### Dataset
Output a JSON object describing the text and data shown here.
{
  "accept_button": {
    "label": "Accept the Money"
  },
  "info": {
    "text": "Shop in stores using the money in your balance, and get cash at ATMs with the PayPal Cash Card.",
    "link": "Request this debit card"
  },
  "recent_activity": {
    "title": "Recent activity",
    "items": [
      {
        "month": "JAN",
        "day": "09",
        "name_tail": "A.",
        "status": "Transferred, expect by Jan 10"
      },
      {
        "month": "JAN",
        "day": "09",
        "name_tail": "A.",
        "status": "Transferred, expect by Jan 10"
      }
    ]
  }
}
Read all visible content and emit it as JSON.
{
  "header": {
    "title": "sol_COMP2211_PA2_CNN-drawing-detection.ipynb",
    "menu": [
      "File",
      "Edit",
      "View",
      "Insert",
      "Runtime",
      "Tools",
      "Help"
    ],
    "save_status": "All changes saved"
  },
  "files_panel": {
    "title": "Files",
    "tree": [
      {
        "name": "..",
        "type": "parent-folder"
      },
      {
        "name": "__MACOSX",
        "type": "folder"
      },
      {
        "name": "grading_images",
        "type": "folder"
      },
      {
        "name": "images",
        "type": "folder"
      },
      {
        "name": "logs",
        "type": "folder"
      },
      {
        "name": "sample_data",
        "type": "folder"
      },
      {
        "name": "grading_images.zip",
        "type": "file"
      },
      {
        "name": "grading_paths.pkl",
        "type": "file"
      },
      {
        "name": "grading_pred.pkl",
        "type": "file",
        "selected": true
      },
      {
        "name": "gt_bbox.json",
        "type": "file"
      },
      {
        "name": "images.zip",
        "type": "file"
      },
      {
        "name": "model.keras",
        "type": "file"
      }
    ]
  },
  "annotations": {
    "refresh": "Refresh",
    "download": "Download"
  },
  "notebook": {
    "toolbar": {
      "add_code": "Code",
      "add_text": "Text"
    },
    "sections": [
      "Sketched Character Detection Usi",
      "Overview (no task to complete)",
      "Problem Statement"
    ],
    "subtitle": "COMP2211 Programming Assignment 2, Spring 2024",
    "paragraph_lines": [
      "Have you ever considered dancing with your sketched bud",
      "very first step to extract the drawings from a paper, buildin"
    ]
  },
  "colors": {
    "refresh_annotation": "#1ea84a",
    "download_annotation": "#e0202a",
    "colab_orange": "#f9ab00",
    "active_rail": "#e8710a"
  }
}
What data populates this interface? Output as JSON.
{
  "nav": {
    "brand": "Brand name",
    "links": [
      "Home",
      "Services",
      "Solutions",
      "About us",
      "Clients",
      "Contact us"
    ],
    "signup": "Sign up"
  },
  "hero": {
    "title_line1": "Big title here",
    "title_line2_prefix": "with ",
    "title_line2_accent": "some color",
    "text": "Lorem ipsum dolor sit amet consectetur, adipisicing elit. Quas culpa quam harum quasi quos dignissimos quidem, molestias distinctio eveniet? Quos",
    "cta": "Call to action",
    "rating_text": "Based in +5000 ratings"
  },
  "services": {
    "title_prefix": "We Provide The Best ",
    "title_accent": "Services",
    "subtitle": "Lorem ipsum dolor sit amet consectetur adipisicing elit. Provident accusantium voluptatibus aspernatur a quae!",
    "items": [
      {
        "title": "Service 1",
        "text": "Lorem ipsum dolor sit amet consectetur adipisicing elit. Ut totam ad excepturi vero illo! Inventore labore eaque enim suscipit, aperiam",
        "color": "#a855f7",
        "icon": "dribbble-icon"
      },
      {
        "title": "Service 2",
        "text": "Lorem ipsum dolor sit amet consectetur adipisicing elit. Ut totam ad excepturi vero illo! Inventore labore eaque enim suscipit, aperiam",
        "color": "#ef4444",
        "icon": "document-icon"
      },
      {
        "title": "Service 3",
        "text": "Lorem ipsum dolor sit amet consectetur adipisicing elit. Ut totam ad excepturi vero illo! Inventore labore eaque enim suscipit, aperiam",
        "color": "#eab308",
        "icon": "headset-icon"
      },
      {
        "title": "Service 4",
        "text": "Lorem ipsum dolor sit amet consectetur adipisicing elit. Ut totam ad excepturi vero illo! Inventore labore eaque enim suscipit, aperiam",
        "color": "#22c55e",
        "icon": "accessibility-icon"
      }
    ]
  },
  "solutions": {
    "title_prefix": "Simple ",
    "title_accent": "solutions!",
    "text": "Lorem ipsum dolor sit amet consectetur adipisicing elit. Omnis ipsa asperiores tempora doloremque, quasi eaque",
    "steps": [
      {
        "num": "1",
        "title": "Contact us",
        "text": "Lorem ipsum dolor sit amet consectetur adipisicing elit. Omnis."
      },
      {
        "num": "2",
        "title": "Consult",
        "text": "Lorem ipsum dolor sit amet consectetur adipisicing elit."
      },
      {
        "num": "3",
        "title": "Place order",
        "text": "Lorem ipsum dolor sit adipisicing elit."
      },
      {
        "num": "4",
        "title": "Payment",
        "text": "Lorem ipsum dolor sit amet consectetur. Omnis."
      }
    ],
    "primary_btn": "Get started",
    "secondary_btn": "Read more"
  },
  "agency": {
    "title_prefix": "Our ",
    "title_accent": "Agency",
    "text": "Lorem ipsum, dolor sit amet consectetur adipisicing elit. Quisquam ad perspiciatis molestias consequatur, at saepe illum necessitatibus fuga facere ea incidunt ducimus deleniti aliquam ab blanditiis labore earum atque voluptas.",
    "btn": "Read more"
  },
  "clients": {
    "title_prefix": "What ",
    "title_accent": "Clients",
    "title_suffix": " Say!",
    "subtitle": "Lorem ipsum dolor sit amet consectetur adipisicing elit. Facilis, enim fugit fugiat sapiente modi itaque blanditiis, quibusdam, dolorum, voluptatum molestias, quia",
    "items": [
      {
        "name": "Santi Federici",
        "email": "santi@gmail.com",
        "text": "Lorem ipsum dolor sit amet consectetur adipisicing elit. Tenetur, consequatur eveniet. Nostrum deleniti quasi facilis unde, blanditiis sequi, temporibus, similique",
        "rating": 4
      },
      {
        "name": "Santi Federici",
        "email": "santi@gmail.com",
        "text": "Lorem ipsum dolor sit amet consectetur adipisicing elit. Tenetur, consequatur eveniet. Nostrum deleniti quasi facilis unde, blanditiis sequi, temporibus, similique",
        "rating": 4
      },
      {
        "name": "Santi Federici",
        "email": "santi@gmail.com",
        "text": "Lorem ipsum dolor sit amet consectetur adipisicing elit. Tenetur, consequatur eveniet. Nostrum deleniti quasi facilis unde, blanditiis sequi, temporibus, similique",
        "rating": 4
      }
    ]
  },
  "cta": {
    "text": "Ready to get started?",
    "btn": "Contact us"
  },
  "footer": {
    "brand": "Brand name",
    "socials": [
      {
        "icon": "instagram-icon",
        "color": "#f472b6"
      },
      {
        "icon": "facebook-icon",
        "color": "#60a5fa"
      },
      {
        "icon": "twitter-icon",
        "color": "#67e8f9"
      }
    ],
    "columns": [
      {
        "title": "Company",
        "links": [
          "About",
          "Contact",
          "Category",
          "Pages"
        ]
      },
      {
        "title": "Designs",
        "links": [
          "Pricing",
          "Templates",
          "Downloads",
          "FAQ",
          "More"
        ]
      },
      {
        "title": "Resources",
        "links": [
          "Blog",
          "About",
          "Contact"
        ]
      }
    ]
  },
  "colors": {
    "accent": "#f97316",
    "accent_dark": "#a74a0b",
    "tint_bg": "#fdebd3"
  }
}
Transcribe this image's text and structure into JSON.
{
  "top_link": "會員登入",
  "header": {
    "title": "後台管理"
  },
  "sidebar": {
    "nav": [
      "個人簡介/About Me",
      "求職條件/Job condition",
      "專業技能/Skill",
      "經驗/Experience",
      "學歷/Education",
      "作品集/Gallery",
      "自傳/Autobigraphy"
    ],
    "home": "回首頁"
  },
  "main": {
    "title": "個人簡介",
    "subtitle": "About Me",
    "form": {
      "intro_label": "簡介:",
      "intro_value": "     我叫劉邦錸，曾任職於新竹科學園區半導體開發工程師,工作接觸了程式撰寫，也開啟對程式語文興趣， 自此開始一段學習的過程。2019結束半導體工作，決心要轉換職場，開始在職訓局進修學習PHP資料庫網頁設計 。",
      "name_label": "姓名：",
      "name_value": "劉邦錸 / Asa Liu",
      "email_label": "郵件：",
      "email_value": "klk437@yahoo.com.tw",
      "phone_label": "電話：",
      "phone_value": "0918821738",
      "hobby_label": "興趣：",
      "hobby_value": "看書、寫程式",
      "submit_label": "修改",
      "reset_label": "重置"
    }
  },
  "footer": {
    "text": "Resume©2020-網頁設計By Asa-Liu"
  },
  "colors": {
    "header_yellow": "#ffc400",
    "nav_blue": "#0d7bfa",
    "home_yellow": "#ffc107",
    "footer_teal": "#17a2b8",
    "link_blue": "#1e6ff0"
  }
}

### Aim
Set down, unchanged, the line that contains "Transcribe this image's" together with every later line in the records, through the last one.

### Output of the task
Transcribe this image's text and structure into JSON.
{
  "top_link": "會員登入",
  "header": {
    "title": "後台管理"
  },
  "sidebar": {
    "nav": [
      "個人簡介/About Me",
      "求職條件/Job condition",
      "專業技能/Skill",
      "經驗/Experience",
      "學歷/Education",
      "作品集/Gallery",
      "自傳/Autobigraphy"
    ],
    "home": "回首頁"
  },
  "main": {
    "title": "個人簡介",
    "subtitle": "About Me",
    "form": {
      "intro_label": "簡介:",
      "intro_value": "     我叫劉邦錸，曾任職於新竹科學園區半導體開發工程師,工作接觸了程式撰寫，也開啟對程式語文興趣， 自此開始一段學習的過程。2019結束半導體工作，決心要轉換職場，開始在職訓局進修學習PHP資料庫網頁設計 。",
      "name_label": "姓名：",
      "name_value": "劉邦錸 / Asa Liu",
      "email_label": "郵件：",
      "email_value": "klk437@yahoo.com.tw",
      "phone_label": "電話：",
      "phone_value": "0918821738",
      "hobby_label": "興趣：",
      "hobby_value": "看書、寫程式",
      "submit_label": "修改",
      "reset_label": "重置"
    }
  },
  "footer": {
    "text": "Resume©2020-網頁設計By Asa-Liu"
  },
  "colors": {
    "header_yellow": "#ffc400",
    "nav_blue": "#0d7bfa",
    "home_yellow": "#ffc107",
    "footer_teal": "#17a2b8",
    "link_blue": "#1e6ff0"
  }
}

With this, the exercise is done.